# [TEXT FOR ANALYSIS]
MENA PRE-POA MEETING
May 2006: Cairo, Egypt
The Middle East & North Africa Regional Pre-PoA meeting took place in Egypt on 22 – 23 May 2006. Hosted by CEWLA (The Centre for Egyptian Women's Legal Assistance) and coordinated by WLUML-ICO. A total of 22 participants attended the meeting from 11 countries: Algeria, Bahrain, Egypt, Iraq, Palestine, Jordan, Morocco, Saudi Arabia, Syria, Tunisia and Yemen, in addition to a WLUML PIC member and the WLUML ICO MENA Programme Officer. The critical issues identified at the meeting were: the continued rise of fundamentalisms; the need for personal status law reform, violence against women and the need to lobby for adherence to international treaties, such as CEDAW.

UK PRE-POA MEETING
June 2006: London, England
The UK Pre-PoA meeting was held on 30 June 2006 in London hosted by WLUML ICO. The meeting concentrated on migrant communities from a Muslim background in the UK as well as academics working on similar issues internationally and some international groups based in the UK with which WLUML networks. The meeting discussed social exclusion of people from Muslim communities in Britain, and identified critical issues, such as: the continued erosion of secular spaces and the emergence of new practices labelled ‘traditional’; the debate over dress codes for Muslim schoolgirls; the absence of alternative forums to engage youth in Muslim communities; and the continued pressure for a parallel legal system for Muslims.

WLUML TRAVELLING EXHIBITION IN CANADA

The WLUML exhibition, “Dress Codes and Modes: Women’s dress in some Muslim communities and countries” is currently on display in Canada, under the care of the Canadian Council of Muslim Women, Canadian Women for Women in Afghanistan and Rights & Democracy. The exhibition presents the history and politics of women's clothing in Muslim communities spanning three continents and explores both the myriad differences and similarities between dress codes and styles in Muslim communities as diverse as Egypt, Iran, Nigeria, South Asia and Turkey.

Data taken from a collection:
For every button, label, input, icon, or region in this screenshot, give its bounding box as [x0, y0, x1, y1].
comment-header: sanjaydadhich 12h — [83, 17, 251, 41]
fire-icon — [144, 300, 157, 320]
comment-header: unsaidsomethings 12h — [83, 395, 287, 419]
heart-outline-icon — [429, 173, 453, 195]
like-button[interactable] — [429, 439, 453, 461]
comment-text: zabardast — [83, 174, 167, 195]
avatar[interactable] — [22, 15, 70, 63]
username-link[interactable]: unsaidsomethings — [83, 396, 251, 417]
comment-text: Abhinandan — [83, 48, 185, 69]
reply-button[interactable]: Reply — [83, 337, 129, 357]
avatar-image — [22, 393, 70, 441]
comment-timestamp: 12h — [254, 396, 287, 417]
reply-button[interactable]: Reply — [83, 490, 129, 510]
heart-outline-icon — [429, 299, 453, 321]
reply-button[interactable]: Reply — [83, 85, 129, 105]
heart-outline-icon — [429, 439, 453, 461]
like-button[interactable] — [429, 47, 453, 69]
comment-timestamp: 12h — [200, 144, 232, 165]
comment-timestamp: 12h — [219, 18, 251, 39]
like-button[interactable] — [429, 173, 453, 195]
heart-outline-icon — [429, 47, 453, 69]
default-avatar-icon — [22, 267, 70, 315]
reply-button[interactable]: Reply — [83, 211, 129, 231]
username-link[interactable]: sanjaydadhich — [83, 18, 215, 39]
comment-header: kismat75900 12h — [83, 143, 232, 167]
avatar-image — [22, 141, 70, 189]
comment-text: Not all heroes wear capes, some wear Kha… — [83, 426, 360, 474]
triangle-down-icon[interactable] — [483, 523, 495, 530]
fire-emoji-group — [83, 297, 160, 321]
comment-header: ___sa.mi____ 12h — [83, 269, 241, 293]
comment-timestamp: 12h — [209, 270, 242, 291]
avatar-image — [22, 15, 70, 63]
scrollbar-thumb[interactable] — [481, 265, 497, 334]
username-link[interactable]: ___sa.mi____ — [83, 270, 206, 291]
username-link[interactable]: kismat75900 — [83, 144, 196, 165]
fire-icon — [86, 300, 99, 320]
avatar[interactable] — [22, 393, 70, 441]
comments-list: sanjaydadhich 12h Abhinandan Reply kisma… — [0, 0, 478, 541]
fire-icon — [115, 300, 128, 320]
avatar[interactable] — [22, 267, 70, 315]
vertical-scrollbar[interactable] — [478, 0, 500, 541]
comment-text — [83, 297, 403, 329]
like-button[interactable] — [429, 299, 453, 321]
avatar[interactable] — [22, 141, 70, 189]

# [WHAT THE EXERCISE ASKS]
Carry on the report on WLUML meetings and the traveling exhibition, picking up after its last sentence.

# [OUTPUT BELOW]
With over 250 images include paintings, drawings and photographs illustrating the wealth of diverse cultures within and across Muslim communities, the exhibition questions the very notion of a homogenous ‘Muslim world.’ A wealth of historical quotations and original analysis support the images in exploring the experiences of women in these varying regions and historical periods who have been subject to imposed dress codes. But throughout the exhibit, the pictures and text highlight how political control, social status, gender, fashion and personal creativity are just as much responsible for influencing a person’s dress. In doing so, it shatters the notion that there is any single, uniform “Islamic” code of dress for women or men, and raises increasingly relevant questions about the political motivations that continue to give life to such notions.

The exhibition was first displayed at UBC Robson Square Campus in Vancouver before moving on to the YMCA in Montréal where it was on display throughout August. In September the exhibition will be moved to the University Environmental Design Gallery, Calgary and then finally on to Winnipeg in October.

Morocco: The Women's Caravan for Full Equality, Citizenship and Development in Rural Areas
By Najlah Atamnah of Alssiwar, a Palestinian women’s group based in Haifa
Organised by Yatto, a women’s group in Morocco that provides support for women victims of violence, the Caravan visited villages in South East Morocco to work with local communities on issues relating to equality, citizenship and development. With the help of local community groups the Caravan organized a number of workshops in these villages on health, environment, women’s rights, human rights and family laws, etc. The Caravan also provided counselling and legal advice to women on family laws and violence against women. Yatto was linked with Alssiwar through WLUML, and invited them to participate in the Caravan in order to share their experiences with women’s groups in Africa and the Middle East.